▶ Exercise requirements
The records below are to be written out again, exactly as they appear.

───── Data to process

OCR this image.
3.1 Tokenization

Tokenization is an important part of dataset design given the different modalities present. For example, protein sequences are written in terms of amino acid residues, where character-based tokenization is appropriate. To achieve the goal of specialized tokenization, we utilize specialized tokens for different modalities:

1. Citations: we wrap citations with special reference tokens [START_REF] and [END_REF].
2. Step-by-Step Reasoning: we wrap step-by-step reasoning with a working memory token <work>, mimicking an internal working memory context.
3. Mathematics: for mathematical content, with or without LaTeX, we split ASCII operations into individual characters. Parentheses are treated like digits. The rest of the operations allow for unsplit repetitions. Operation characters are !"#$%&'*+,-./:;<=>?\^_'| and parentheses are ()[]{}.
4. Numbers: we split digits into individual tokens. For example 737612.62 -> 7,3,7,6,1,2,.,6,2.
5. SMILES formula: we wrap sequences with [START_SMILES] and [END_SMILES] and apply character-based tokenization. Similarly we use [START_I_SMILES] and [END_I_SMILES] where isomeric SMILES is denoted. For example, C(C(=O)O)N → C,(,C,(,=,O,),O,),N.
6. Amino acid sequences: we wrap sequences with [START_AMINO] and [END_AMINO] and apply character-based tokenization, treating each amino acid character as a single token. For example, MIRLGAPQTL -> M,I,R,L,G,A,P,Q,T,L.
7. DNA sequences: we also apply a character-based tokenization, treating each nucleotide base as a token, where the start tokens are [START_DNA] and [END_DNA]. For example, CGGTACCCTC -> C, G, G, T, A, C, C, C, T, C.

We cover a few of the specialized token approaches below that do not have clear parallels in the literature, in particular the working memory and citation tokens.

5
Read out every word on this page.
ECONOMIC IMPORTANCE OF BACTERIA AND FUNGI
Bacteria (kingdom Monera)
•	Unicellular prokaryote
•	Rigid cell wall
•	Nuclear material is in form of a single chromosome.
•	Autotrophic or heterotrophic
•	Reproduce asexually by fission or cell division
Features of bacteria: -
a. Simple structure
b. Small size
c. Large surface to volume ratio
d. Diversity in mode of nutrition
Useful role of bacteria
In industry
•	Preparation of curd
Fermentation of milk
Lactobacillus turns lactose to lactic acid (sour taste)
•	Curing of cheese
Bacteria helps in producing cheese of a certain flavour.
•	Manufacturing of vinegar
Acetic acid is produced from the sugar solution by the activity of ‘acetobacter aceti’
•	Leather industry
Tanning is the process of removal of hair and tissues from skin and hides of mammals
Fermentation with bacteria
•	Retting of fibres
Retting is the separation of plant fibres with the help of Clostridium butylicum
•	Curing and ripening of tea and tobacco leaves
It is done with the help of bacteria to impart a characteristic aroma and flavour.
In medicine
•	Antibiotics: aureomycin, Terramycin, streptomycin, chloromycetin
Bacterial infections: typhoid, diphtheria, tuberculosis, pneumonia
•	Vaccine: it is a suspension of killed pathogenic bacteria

──────────

▶ Exercise response
OCR this image.
3.1 Tokenization

Tokenization is an important part of dataset design given the different modalities present. For example, protein sequences are written in terms of amino acid residues, where character-based tokenization is appropriate. To achieve the goal of specialized tokenization, we utilize specialized tokens for different modalities:

1. Citations: we wrap citations with special reference tokens [START_REF] and [END_REF].
2. Step-by-Step Reasoning: we wrap step-by-step reasoning with a working memory token <work>, mimicking an internal working memory context.
3. Mathematics: for mathematical content, with or without LaTeX, we split ASCII operations into individual characters. Parentheses are treated like digits. The rest of the operations allow for unsplit repetitions. Operation characters are !"#$%&'*+,-./:;<=>?\^_'| and parentheses are ()[]{}.
4. Numbers: we split digits into individual tokens. For example 737612.62 -> 7,3,7,6,1,2,.,6,2.
5. SMILES formula: we wrap sequences with [START_SMILES] and [END_SMILES] and apply character-based tokenization. Similarly we use [START_I_SMILES] and [END_I_SMILES] where isomeric SMILES is denoted. For example, C(C(=O)O)N → C,(,C,(,=,O,),O,),N.
6. Amino acid sequences: we wrap sequences with [START_AMINO] and [END_AMINO] and apply character-based tokenization, treating each amino acid character as a single token. For example, MIRLGAPQTL -> M,I,R,L,G,A,P,Q,T,L.
7. DNA sequences: we also apply a character-based tokenization, treating each nucleotide base as a token, where the start tokens are [START_DNA] and [END_DNA]. For example, CGGTACCCTC -> C, G, G, T, A, C, C, C, T, C.

We cover a few of the specialized token approaches below that do not have clear parallels in the literature, in particular the working memory and citation tokens.

5
Read out every word on this page.
ECONOMIC IMPORTANCE OF BACTERIA AND FUNGI
Bacteria (kingdom Monera)
•	Unicellular prokaryote
•	Rigid cell wall
•	Nuclear material is in form of a single chromosome.
•	Autotrophic or heterotrophic
•	Reproduce asexually by fission or cell division
Features of bacteria: -
a. Simple structure
b. Small size
c. Large surface to volume ratio
d. Diversity in mode of nutrition
Useful role of bacteria
In industry
•	Preparation of curd
Fermentation of milk
Lactobacillus turns lactose to lactic acid (sour taste)
•	Curing of cheese
Bacteria helps in producing cheese of a certain flavour.
•	Manufacturing of vinegar
Acetic acid is produced from the sugar solution by the activity of ‘acetobacter aceti’
•	Leather industry
Tanning is the process of removal of hair and tissues from skin and hides of mammals
Fermentation with bacteria
•	Retting of fibres
Retting is the separation of plant fibres with the help of Clostridium butylicum
•	Curing and ripening of tea and tobacco leaves
It is done with the help of bacteria to impart a characteristic aroma and flavour.
In medicine
•	Antibiotics: aureomycin, Terramycin, streptomycin, chloromycetin
Bacterial infections: typhoid, diphtheria, tuberculosis, pneumonia
•	Vaccine: it is a suspension of killed pathogenic bacteria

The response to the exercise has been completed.